▶ **Aim of the exercise**: Lines that contain the string "JSON" are to be copied; leave out all others.

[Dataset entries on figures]
* start *

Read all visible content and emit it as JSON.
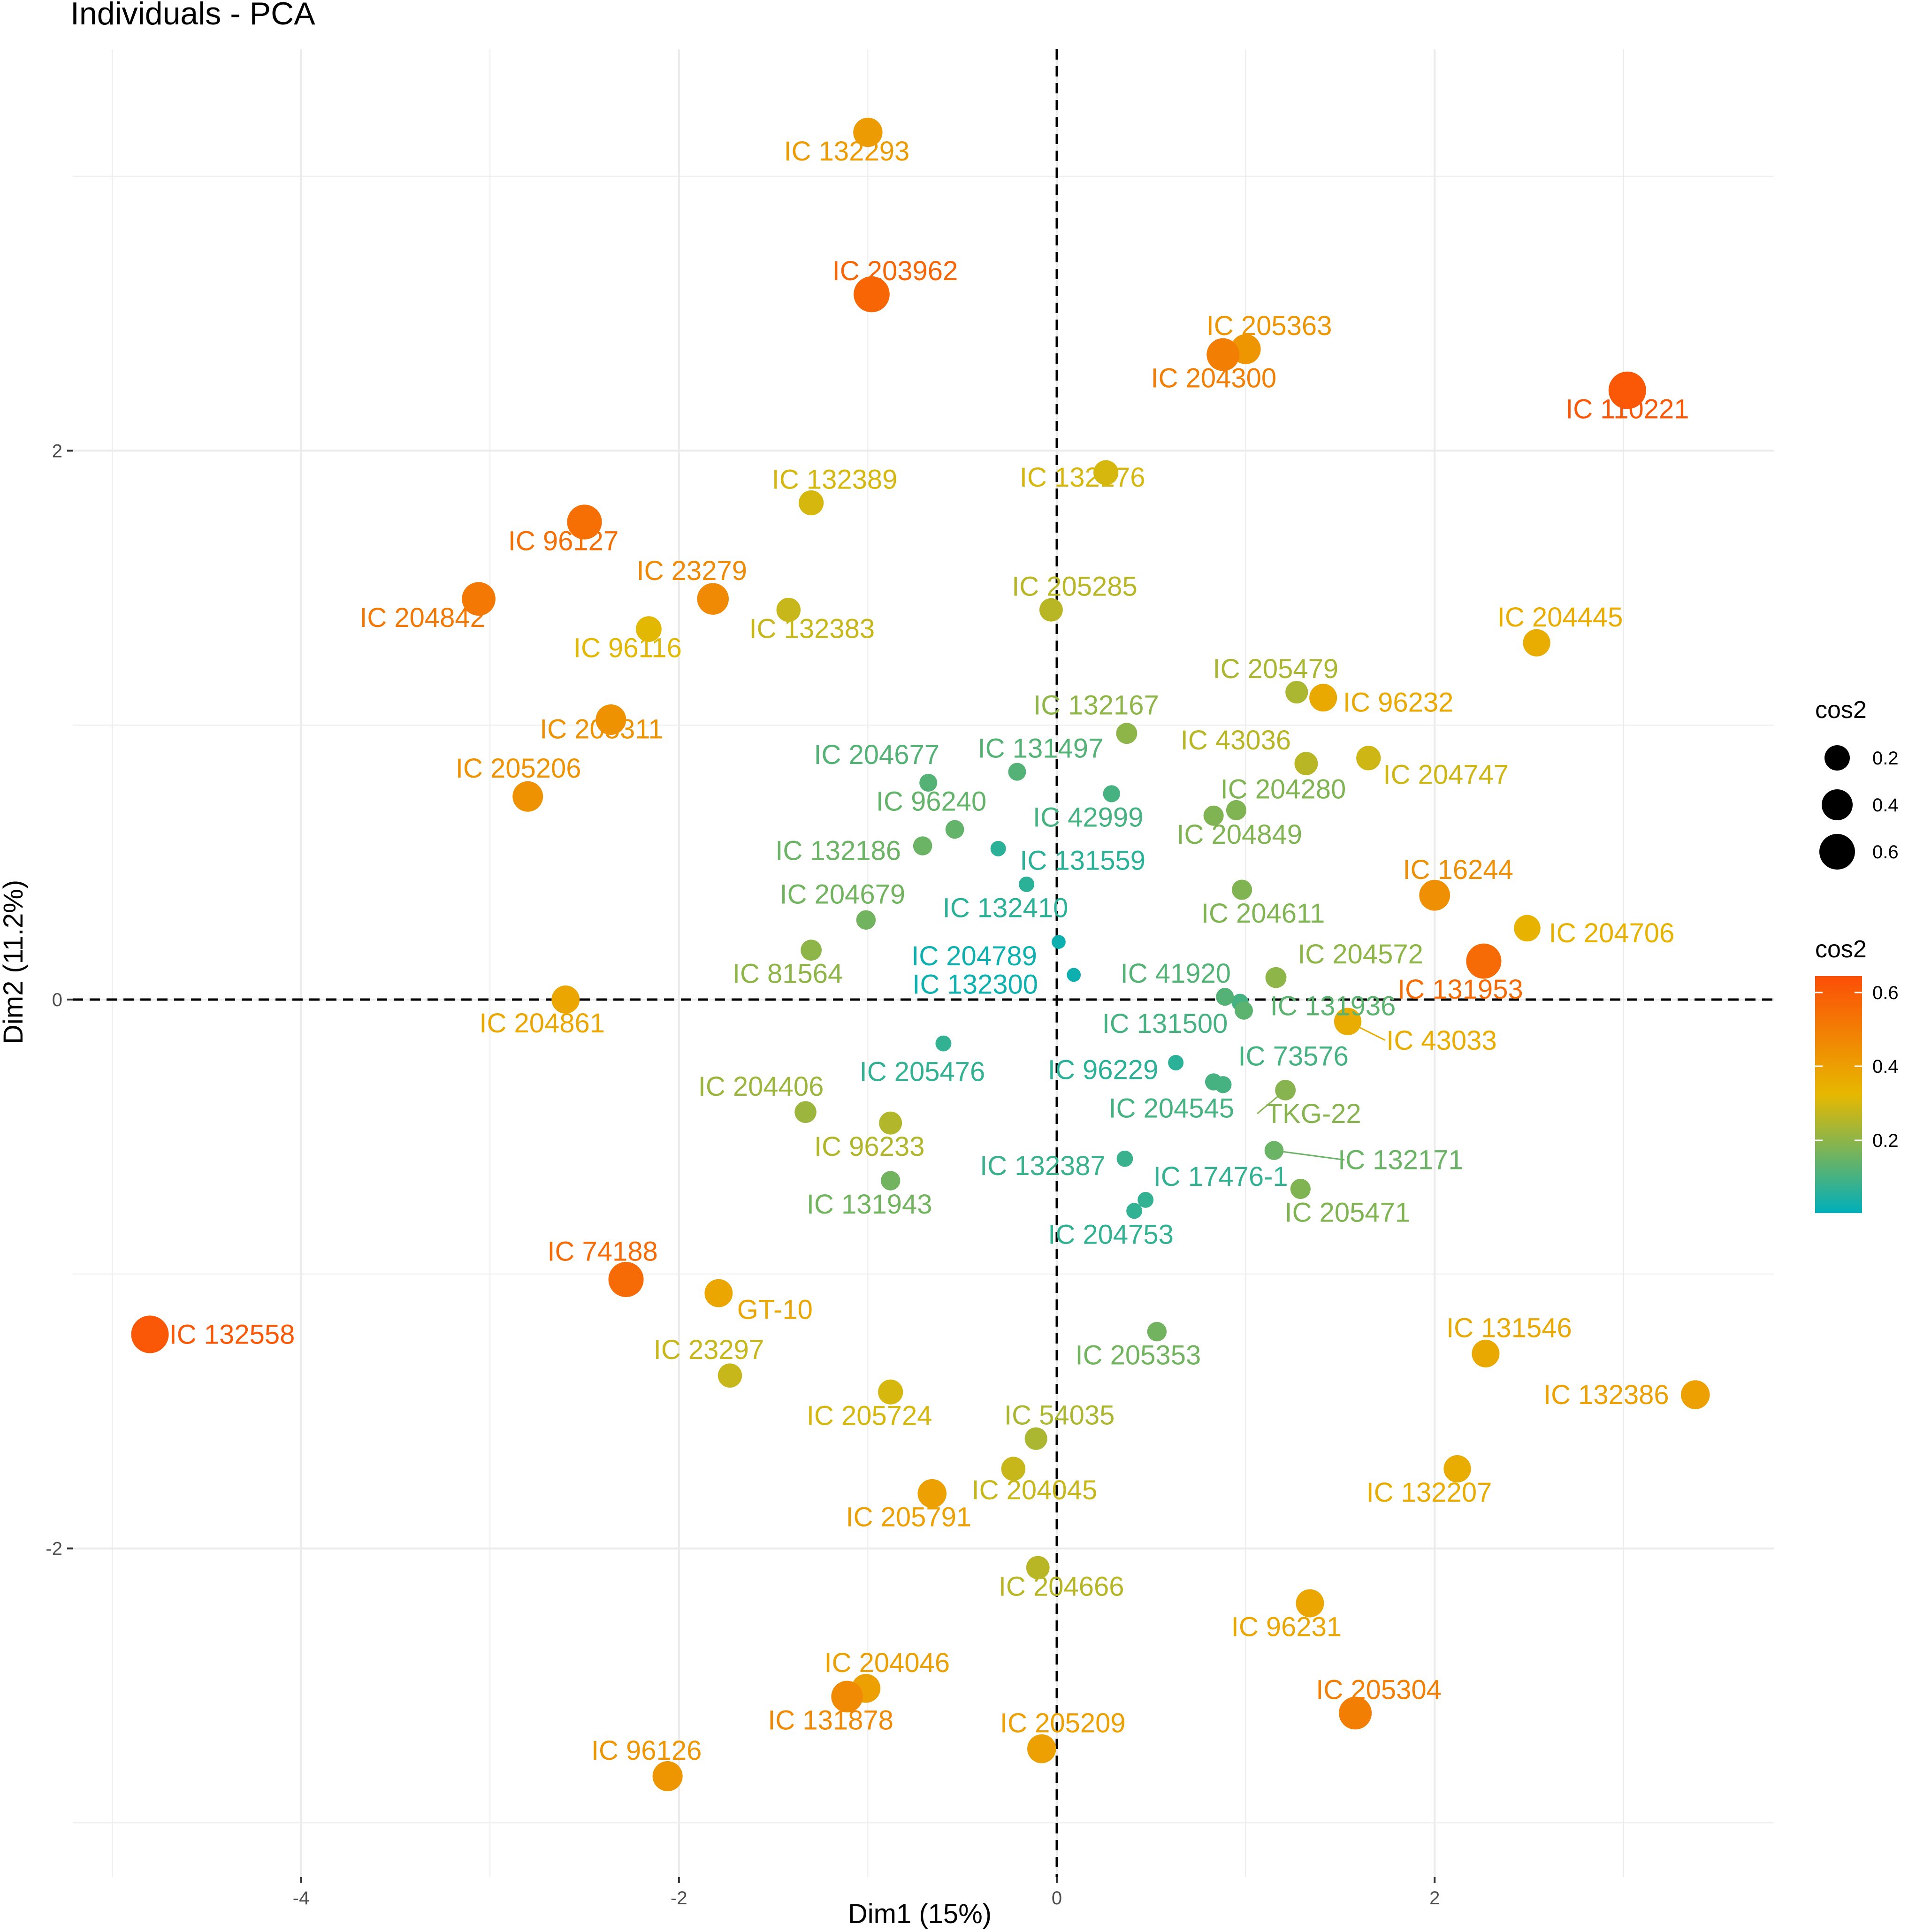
{
  "chart_data": {
    "type": "scatter",
    "title": "Individuals - PCA",
    "xlabel": "Dim1 (15%)",
    "ylabel": "Dim2 (11.2%)",
    "xlim": [
      -5.1,
      3.8
    ],
    "ylim": [
      -3.1,
      3.5
    ],
    "xticks": [
      -4,
      -2,
      0,
      2
    ],
    "yticks": [
      -2,
      0,
      2
    ],
    "grid": true,
    "reference_lines": {
      "x": 0,
      "y": 0,
      "style": "dashed"
    },
    "color_scale": {
      "variable": "cos2",
      "low": "#00AFBB",
      "mid": "#E7B800",
      "high": "#FC4E07",
      "range": [
        0,
        0.65
      ]
    },
    "legend": {
      "position": "right",
      "size_title": "cos2",
      "size_breaks": [
        "0.2",
        "0.4",
        "0.6"
      ],
      "color_title": "cos2",
      "color_breaks": [
        "0.6",
        "0.4",
        "0.2"
      ]
    },
    "points": [
      {
        "label": "IC 132293",
        "x": -1.0,
        "y": 3.16,
        "cos2": 0.41
      },
      {
        "label": "IC 203962",
        "x": -0.98,
        "y": 2.57,
        "cos2": 0.58
      },
      {
        "label": "IC 205363",
        "x": 1.0,
        "y": 2.37,
        "cos2": 0.43
      },
      {
        "label": "IC 204300",
        "x": 0.88,
        "y": 2.35,
        "cos2": 0.5
      },
      {
        "label": "IC 110221",
        "x": 3.02,
        "y": 2.22,
        "cos2": 0.62
      },
      {
        "label": "IC 132176",
        "x": 0.26,
        "y": 1.92,
        "cos2": 0.3
      },
      {
        "label": "IC 132389",
        "x": -1.3,
        "y": 1.81,
        "cos2": 0.3
      },
      {
        "label": "IC 96127",
        "x": -2.5,
        "y": 1.74,
        "cos2": 0.55
      },
      {
        "label": "IC 23279",
        "x": -1.82,
        "y": 1.46,
        "cos2": 0.47
      },
      {
        "label": "IC 204842",
        "x": -3.06,
        "y": 1.46,
        "cos2": 0.52
      },
      {
        "label": "IC 132383",
        "x": -1.42,
        "y": 1.42,
        "cos2": 0.28
      },
      {
        "label": "IC 205285",
        "x": -0.03,
        "y": 1.42,
        "cos2": 0.26
      },
      {
        "label": "IC 96116",
        "x": -2.16,
        "y": 1.35,
        "cos2": 0.32
      },
      {
        "label": "IC 204445",
        "x": 2.54,
        "y": 1.3,
        "cos2": 0.36
      },
      {
        "label": "IC 205479",
        "x": 1.27,
        "y": 1.12,
        "cos2": 0.24
      },
      {
        "label": "IC 96232",
        "x": 1.41,
        "y": 1.1,
        "cos2": 0.37
      },
      {
        "label": "IC 205311",
        "x": -2.36,
        "y": 1.02,
        "cos2": 0.44
      },
      {
        "label": "IC 132167",
        "x": 0.37,
        "y": 0.97,
        "cos2": 0.2
      },
      {
        "label": "IC 131497",
        "x": -0.21,
        "y": 0.83,
        "cos2": 0.12
      },
      {
        "label": "IC 204677",
        "x": -0.68,
        "y": 0.79,
        "cos2": 0.12
      },
      {
        "label": "IC 43036",
        "x": 1.32,
        "y": 0.86,
        "cos2": 0.26
      },
      {
        "label": "IC 204747",
        "x": 1.65,
        "y": 0.88,
        "cos2": 0.29
      },
      {
        "label": "IC 205206",
        "x": -2.8,
        "y": 0.74,
        "cos2": 0.44
      },
      {
        "label": "IC 42999",
        "x": 0.29,
        "y": 0.75,
        "cos2": 0.1
      },
      {
        "label": "IC 204280",
        "x": 0.95,
        "y": 0.69,
        "cos2": 0.18
      },
      {
        "label": "IC 204849",
        "x": 0.83,
        "y": 0.67,
        "cos2": 0.18
      },
      {
        "label": "IC 96240",
        "x": -0.54,
        "y": 0.62,
        "cos2": 0.14
      },
      {
        "label": "IC 132186",
        "x": -0.71,
        "y": 0.56,
        "cos2": 0.15
      },
      {
        "label": "IC 131559",
        "x": -0.31,
        "y": 0.55,
        "cos2": 0.06
      },
      {
        "label": "IC 132410",
        "x": -0.16,
        "y": 0.42,
        "cos2": 0.06
      },
      {
        "label": "IC 16244",
        "x": 2.0,
        "y": 0.38,
        "cos2": 0.45
      },
      {
        "label": "IC 204611",
        "x": 0.98,
        "y": 0.4,
        "cos2": 0.18
      },
      {
        "label": "IC 204679",
        "x": -1.01,
        "y": 0.29,
        "cos2": 0.16
      },
      {
        "label": "IC 204706",
        "x": 2.49,
        "y": 0.26,
        "cos2": 0.34
      },
      {
        "label": "IC 204789",
        "x": 0.01,
        "y": 0.21,
        "cos2": 0.02
      },
      {
        "label": "IC 81564",
        "x": -1.3,
        "y": 0.18,
        "cos2": 0.2
      },
      {
        "label": "IC 131953",
        "x": 2.26,
        "y": 0.14,
        "cos2": 0.56
      },
      {
        "label": "IC 132300",
        "x": 0.09,
        "y": 0.09,
        "cos2": 0.02
      },
      {
        "label": "IC 41920",
        "x": 0.89,
        "y": 0.01,
        "cos2": 0.12
      },
      {
        "label": "IC 204572",
        "x": 1.16,
        "y": 0.08,
        "cos2": 0.2
      },
      {
        "label": "IC 131936",
        "x": 0.99,
        "y": -0.04,
        "cos2": 0.13
      },
      {
        "label": "IC 204861",
        "x": -2.6,
        "y": 0.0,
        "cos2": 0.38
      },
      {
        "label": "IC 43033",
        "x": 1.54,
        "y": -0.08,
        "cos2": 0.36
      },
      {
        "label": "IC 131500",
        "x": 0.97,
        "y": -0.01,
        "cos2": 0.1
      },
      {
        "label": "IC 205476",
        "x": -0.6,
        "y": -0.16,
        "cos2": 0.07
      },
      {
        "label": "IC 96229",
        "x": 0.63,
        "y": -0.23,
        "cos2": 0.06
      },
      {
        "label": "IC 73576",
        "x": 0.83,
        "y": -0.3,
        "cos2": 0.1
      },
      {
        "label": "IC 204545",
        "x": 0.88,
        "y": -0.31,
        "cos2": 0.1
      },
      {
        "label": "TKG-22",
        "x": 1.21,
        "y": -0.33,
        "cos2": 0.19
      },
      {
        "label": "IC 204406",
        "x": -1.33,
        "y": -0.41,
        "cos2": 0.22
      },
      {
        "label": "IC 96233",
        "x": -0.88,
        "y": -0.45,
        "cos2": 0.25
      },
      {
        "label": "IC 132387",
        "x": 0.36,
        "y": -0.58,
        "cos2": 0.08
      },
      {
        "label": "IC 132171",
        "x": 1.15,
        "y": -0.55,
        "cos2": 0.15
      },
      {
        "label": "IC 17476-1",
        "x": 0.47,
        "y": -0.73,
        "cos2": 0.07
      },
      {
        "label": "IC 131943",
        "x": -0.88,
        "y": -0.66,
        "cos2": 0.16
      },
      {
        "label": "IC 205471",
        "x": 1.29,
        "y": -0.69,
        "cos2": 0.18
      },
      {
        "label": "IC 204753",
        "x": 0.41,
        "y": -0.77,
        "cos2": 0.07
      },
      {
        "label": "IC 74188",
        "x": -2.28,
        "y": -1.02,
        "cos2": 0.56
      },
      {
        "label": "GT-10",
        "x": -1.79,
        "y": -1.07,
        "cos2": 0.38
      },
      {
        "label": "IC 132558",
        "x": -4.8,
        "y": -1.22,
        "cos2": 0.62
      },
      {
        "label": "IC 205353",
        "x": 0.53,
        "y": -1.21,
        "cos2": 0.16
      },
      {
        "label": "IC 131546",
        "x": 2.27,
        "y": -1.29,
        "cos2": 0.37
      },
      {
        "label": "IC 23297",
        "x": -1.73,
        "y": -1.37,
        "cos2": 0.28
      },
      {
        "label": "IC 132386",
        "x": 3.38,
        "y": -1.44,
        "cos2": 0.4
      },
      {
        "label": "IC 205724",
        "x": -0.88,
        "y": -1.43,
        "cos2": 0.3
      },
      {
        "label": "IC 54035",
        "x": -0.11,
        "y": -1.6,
        "cos2": 0.24
      },
      {
        "label": "IC 132207",
        "x": 2.12,
        "y": -1.71,
        "cos2": 0.36
      },
      {
        "label": "IC 204045",
        "x": -0.23,
        "y": -1.71,
        "cos2": 0.28
      },
      {
        "label": "IC 205791",
        "x": -0.66,
        "y": -1.8,
        "cos2": 0.4
      },
      {
        "label": "IC 204666",
        "x": -0.1,
        "y": -2.07,
        "cos2": 0.26
      },
      {
        "label": "IC 96231",
        "x": 1.34,
        "y": -2.2,
        "cos2": 0.38
      },
      {
        "label": "IC 204046",
        "x": -1.01,
        "y": -2.51,
        "cos2": 0.4
      },
      {
        "label": "IC 131878",
        "x": -1.11,
        "y": -2.54,
        "cos2": 0.47
      },
      {
        "label": "IC 205304",
        "x": 1.58,
        "y": -2.6,
        "cos2": 0.5
      },
      {
        "label": "IC 205209",
        "x": -0.08,
        "y": -2.73,
        "cos2": 0.4
      },
      {
        "label": "IC 96126",
        "x": -2.06,
        "y": -2.83,
        "cos2": 0.43
      }
    ]
  }
}
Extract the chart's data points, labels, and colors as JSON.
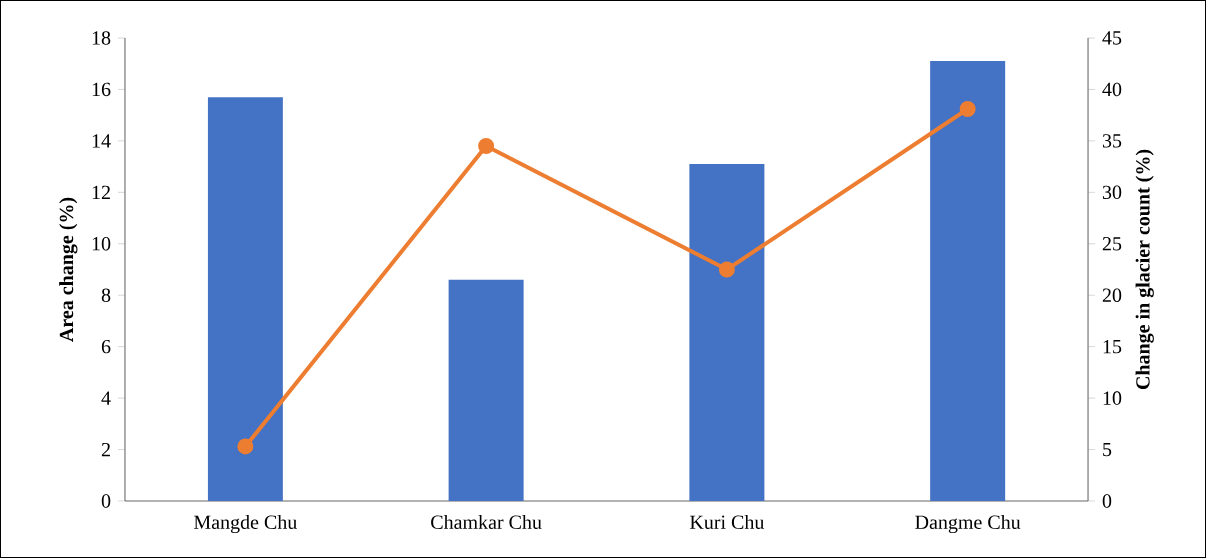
{
  "chart_data": {
    "type": "bar",
    "categories": [
      "Mangde Chu",
      "Chamkar Chu",
      "Kuri Chu",
      "Dangme Chu"
    ],
    "series": [
      {
        "color": "#4472c4",
        "values": [
          15.7,
          8.6,
          13.1,
          17.1
        ]
      },
      {
        "type": "line",
        "axis": "y2",
        "color": "#ed7d31",
        "values": [
          5.3,
          34.5,
          22.5,
          38.1
        ]
      }
    ],
    "ylabel": "Area change (%)",
    "y2label": "Change in glacier count (%)",
    "ylim": [
      0,
      18
    ],
    "yticks": [
      0,
      2,
      4,
      6,
      8,
      10,
      12,
      14,
      16,
      18
    ],
    "y2lim": [
      0,
      45
    ],
    "y2ticks": [
      0,
      5,
      10,
      15,
      20,
      25,
      30,
      35,
      40,
      45
    ],
    "marker": "circle"
  }
}
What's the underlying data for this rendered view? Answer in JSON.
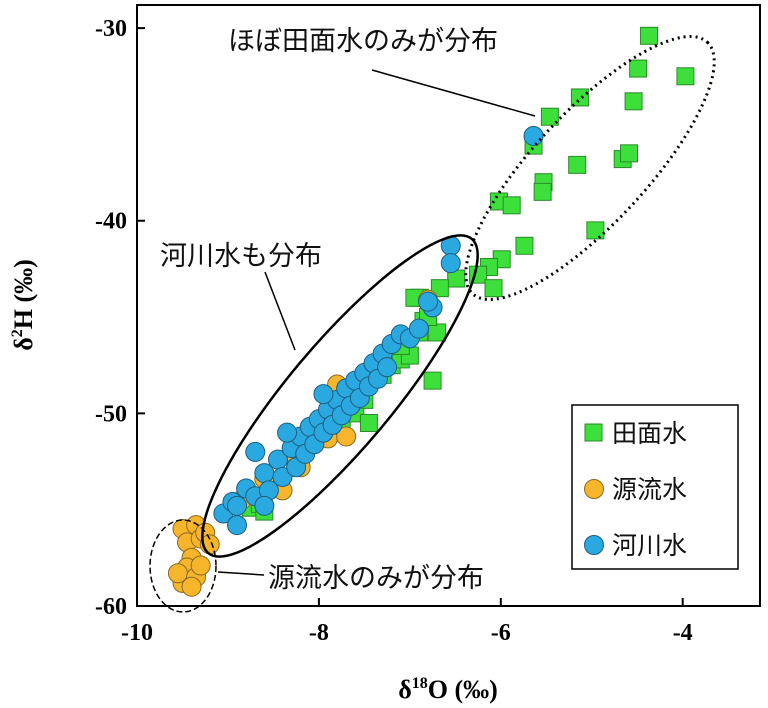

* end *

▶ **Completed exercise**:
Read all visible content and emit it as JSON.
Extract the chart's data points, labels, and colors as JSON.
What's the underlying data for this rendered view? Answer in JSON.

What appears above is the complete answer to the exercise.